**MATERIAL SUPPLIED**
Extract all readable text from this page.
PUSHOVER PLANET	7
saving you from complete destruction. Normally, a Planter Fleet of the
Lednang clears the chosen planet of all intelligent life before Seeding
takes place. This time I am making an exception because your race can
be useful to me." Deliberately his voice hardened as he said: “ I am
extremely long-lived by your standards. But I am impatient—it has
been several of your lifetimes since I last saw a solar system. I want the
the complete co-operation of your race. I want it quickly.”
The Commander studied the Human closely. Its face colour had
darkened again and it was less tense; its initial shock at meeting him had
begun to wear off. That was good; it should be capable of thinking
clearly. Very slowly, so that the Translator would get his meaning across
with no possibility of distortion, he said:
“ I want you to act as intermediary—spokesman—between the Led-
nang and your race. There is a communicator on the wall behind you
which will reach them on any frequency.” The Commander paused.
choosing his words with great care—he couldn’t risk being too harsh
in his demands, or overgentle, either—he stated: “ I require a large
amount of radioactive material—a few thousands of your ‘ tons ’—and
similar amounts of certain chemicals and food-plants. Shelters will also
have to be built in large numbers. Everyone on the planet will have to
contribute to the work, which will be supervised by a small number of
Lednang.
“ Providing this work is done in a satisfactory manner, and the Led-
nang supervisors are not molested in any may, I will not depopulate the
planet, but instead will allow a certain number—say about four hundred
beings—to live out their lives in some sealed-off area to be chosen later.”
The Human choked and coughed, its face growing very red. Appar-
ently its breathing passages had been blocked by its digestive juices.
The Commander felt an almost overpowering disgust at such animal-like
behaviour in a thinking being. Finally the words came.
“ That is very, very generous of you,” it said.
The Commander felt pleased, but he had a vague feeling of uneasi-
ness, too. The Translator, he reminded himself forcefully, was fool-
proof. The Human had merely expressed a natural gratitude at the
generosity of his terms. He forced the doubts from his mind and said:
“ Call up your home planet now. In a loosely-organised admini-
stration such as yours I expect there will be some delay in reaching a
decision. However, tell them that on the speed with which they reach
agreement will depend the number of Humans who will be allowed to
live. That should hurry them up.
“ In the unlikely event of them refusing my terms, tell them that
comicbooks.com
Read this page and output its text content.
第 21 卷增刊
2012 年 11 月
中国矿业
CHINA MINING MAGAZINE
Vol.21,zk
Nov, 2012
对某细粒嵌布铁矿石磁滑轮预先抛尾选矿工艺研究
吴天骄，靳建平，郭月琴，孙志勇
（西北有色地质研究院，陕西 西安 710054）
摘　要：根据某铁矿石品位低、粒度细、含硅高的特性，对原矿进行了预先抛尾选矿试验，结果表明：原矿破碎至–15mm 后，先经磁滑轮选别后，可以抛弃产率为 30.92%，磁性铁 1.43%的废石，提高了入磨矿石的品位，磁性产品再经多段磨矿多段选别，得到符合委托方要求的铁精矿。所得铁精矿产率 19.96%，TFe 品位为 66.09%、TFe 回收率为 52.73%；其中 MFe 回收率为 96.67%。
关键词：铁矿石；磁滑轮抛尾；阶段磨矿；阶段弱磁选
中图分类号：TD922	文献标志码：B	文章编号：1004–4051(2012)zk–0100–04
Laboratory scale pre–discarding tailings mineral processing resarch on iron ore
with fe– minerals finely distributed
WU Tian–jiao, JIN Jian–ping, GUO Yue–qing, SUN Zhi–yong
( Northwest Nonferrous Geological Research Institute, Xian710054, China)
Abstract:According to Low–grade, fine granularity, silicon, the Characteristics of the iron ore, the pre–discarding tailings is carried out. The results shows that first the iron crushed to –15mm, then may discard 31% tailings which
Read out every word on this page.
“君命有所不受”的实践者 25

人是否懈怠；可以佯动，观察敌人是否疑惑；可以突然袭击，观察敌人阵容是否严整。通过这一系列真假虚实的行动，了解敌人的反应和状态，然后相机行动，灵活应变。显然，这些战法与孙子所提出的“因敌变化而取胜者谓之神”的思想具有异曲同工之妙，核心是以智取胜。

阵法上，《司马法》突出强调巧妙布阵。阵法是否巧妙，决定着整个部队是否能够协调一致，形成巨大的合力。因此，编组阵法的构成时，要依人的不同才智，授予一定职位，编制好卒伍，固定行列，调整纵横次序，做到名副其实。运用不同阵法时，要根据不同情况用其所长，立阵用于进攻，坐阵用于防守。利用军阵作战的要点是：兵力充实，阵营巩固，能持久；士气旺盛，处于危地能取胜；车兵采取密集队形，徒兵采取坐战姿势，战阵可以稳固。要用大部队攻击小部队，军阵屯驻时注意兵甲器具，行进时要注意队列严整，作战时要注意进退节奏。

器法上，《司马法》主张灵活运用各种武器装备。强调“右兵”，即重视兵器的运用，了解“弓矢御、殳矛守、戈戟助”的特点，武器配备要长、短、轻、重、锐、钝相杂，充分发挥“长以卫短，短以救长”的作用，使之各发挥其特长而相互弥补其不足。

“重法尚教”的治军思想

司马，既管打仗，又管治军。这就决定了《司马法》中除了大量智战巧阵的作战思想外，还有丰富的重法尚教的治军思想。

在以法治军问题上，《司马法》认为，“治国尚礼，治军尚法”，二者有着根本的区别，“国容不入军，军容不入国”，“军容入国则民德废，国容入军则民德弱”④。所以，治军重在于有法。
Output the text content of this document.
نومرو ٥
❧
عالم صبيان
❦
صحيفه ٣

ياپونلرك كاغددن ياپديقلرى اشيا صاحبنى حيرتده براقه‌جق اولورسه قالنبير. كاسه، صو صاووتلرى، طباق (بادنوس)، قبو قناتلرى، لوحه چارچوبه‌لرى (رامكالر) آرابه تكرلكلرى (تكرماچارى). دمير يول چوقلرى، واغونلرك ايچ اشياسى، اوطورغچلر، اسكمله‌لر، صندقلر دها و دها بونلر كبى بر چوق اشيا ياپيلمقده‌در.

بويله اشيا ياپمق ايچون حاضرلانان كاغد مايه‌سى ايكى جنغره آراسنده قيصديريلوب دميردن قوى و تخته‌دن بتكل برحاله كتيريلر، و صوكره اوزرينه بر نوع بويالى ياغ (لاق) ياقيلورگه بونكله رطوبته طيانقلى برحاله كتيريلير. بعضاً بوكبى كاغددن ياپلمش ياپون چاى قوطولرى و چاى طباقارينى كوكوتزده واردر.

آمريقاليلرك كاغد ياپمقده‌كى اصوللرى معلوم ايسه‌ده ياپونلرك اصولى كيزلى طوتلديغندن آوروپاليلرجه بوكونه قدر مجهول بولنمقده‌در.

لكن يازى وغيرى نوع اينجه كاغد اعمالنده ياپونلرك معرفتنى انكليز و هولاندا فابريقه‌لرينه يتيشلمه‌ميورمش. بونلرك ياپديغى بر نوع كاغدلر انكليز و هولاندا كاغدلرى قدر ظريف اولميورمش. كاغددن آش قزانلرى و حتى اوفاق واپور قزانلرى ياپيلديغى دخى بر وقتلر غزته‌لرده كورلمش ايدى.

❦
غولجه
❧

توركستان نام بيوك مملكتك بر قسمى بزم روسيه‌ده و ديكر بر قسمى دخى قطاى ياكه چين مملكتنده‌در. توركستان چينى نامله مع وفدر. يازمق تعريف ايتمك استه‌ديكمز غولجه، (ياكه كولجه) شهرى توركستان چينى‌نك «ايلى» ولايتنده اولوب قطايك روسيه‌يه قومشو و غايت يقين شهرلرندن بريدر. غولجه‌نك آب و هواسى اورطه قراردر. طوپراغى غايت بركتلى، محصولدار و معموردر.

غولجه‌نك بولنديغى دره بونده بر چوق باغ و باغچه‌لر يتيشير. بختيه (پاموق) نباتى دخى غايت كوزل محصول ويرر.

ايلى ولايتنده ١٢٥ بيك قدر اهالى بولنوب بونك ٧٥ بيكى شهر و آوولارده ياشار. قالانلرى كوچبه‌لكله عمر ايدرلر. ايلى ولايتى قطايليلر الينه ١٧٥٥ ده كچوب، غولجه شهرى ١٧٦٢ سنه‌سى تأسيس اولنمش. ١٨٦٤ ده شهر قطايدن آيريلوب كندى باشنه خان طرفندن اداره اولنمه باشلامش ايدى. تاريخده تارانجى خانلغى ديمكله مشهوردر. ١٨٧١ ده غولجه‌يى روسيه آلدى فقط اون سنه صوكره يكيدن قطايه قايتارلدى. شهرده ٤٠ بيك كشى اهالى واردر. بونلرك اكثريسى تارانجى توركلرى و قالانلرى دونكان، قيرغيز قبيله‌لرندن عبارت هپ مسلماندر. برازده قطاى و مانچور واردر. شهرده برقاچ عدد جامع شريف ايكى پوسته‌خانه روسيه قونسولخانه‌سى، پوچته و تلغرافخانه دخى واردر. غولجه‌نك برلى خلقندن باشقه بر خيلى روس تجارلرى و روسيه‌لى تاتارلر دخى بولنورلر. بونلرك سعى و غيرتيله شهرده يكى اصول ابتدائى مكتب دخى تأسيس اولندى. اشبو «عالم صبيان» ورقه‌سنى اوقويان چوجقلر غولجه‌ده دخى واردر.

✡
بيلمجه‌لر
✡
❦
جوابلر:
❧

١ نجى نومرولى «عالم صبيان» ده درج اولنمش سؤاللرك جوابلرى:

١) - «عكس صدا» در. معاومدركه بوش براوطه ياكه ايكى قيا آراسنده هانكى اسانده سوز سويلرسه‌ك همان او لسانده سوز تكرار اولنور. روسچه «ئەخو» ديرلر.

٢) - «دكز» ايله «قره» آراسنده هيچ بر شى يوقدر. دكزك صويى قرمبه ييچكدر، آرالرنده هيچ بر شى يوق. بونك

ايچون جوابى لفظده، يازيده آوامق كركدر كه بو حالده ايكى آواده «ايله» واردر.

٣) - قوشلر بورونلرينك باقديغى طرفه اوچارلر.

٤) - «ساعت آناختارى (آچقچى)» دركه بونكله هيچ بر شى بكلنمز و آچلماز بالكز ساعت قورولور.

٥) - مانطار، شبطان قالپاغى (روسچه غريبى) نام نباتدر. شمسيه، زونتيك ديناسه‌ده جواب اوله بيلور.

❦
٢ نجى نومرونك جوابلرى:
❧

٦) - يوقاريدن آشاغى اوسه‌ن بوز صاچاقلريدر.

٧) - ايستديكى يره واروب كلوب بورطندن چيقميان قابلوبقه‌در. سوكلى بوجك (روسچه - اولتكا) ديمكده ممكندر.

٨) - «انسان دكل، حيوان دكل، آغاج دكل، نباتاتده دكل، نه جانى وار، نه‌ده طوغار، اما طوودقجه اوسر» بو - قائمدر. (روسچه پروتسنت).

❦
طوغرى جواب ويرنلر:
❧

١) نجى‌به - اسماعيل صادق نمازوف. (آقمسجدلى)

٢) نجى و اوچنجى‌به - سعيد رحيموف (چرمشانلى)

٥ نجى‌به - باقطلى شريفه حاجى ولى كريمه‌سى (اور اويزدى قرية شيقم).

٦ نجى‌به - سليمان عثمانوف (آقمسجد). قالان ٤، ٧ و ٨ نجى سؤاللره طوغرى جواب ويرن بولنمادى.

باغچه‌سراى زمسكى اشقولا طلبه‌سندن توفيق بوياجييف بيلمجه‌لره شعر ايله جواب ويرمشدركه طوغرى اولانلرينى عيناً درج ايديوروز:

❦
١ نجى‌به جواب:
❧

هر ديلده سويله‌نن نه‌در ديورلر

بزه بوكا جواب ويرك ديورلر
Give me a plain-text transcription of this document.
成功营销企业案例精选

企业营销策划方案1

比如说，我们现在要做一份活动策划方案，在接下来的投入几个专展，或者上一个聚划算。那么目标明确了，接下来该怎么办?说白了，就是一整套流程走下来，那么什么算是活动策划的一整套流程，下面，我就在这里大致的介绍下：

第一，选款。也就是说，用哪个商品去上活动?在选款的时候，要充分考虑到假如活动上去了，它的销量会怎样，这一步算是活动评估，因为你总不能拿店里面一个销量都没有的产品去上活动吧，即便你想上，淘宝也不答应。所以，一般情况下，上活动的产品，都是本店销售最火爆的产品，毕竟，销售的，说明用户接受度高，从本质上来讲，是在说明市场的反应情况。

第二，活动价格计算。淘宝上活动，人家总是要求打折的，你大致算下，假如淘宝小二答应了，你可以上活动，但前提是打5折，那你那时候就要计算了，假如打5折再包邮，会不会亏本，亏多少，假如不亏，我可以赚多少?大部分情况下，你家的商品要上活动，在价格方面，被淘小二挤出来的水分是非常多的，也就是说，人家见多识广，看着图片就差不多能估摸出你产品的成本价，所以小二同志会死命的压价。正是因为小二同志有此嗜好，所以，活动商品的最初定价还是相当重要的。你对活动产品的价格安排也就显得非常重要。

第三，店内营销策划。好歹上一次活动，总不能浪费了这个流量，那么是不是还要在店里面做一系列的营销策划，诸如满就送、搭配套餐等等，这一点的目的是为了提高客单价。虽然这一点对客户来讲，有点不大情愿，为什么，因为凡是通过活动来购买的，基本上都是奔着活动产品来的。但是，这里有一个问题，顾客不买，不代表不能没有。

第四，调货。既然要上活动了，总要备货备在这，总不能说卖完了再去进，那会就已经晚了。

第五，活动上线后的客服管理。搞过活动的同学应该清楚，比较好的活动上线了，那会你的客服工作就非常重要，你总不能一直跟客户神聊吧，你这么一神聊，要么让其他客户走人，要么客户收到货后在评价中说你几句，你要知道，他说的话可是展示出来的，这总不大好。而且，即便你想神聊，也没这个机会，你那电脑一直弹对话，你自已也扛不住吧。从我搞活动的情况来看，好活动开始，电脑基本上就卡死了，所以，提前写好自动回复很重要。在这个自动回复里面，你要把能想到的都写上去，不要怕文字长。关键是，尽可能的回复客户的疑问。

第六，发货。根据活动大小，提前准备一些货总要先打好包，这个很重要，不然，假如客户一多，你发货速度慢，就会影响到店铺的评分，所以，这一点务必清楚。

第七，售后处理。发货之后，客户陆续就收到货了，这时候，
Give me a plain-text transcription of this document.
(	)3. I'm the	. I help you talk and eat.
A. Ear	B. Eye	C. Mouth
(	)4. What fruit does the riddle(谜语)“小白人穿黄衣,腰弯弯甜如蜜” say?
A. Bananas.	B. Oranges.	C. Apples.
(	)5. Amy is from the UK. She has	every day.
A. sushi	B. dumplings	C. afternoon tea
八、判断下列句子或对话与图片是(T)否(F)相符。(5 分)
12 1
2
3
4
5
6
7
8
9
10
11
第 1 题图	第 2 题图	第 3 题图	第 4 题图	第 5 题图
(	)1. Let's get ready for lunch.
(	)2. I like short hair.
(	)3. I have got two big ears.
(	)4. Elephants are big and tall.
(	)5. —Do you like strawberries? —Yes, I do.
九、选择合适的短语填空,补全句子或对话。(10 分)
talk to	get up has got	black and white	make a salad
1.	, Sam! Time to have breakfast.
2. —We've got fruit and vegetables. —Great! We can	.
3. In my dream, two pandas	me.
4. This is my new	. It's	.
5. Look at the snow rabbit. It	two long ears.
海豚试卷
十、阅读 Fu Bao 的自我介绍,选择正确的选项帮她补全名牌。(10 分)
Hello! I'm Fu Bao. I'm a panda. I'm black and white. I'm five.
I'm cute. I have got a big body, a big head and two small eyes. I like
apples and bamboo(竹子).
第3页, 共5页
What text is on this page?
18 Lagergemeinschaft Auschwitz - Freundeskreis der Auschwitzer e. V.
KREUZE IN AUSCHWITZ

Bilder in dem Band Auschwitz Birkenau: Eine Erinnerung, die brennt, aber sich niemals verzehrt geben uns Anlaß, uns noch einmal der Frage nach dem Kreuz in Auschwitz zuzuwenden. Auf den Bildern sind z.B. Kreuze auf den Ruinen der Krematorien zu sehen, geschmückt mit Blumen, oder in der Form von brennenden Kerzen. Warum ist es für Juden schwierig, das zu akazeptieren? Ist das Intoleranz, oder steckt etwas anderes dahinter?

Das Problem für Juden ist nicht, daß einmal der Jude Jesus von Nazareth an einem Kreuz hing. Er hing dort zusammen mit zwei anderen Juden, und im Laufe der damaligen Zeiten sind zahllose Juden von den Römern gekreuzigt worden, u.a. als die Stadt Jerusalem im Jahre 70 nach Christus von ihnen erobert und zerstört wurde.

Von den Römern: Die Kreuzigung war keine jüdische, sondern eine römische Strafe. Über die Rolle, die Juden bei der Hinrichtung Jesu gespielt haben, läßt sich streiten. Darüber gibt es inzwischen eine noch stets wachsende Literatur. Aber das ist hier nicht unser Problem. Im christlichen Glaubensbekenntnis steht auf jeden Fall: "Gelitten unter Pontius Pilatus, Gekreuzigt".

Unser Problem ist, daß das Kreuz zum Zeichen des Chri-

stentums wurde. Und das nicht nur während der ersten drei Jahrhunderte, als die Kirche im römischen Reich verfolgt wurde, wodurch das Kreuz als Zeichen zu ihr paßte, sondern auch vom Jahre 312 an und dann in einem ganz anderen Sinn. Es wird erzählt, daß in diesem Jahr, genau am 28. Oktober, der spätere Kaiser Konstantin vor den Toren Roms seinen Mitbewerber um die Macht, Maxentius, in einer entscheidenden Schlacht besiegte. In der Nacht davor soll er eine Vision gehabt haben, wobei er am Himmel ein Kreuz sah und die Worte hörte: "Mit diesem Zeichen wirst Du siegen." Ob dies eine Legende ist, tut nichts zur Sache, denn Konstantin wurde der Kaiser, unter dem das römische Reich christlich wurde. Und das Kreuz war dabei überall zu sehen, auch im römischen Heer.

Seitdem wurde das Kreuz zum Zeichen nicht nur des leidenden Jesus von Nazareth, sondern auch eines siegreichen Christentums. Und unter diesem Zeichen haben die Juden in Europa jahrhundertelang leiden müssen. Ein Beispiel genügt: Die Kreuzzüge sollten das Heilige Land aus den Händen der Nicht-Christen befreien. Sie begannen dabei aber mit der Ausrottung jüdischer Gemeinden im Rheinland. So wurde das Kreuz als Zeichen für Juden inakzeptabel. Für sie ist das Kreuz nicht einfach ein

**TASK DIRECTIONS**
Look through the records and gather each line with the word "some".

**RESULT OF THIS EXERCISE**
beings—to live out their lives in some sealed-off area to be chosen later.”
stration such as yours I expect there will be some delay in reaching a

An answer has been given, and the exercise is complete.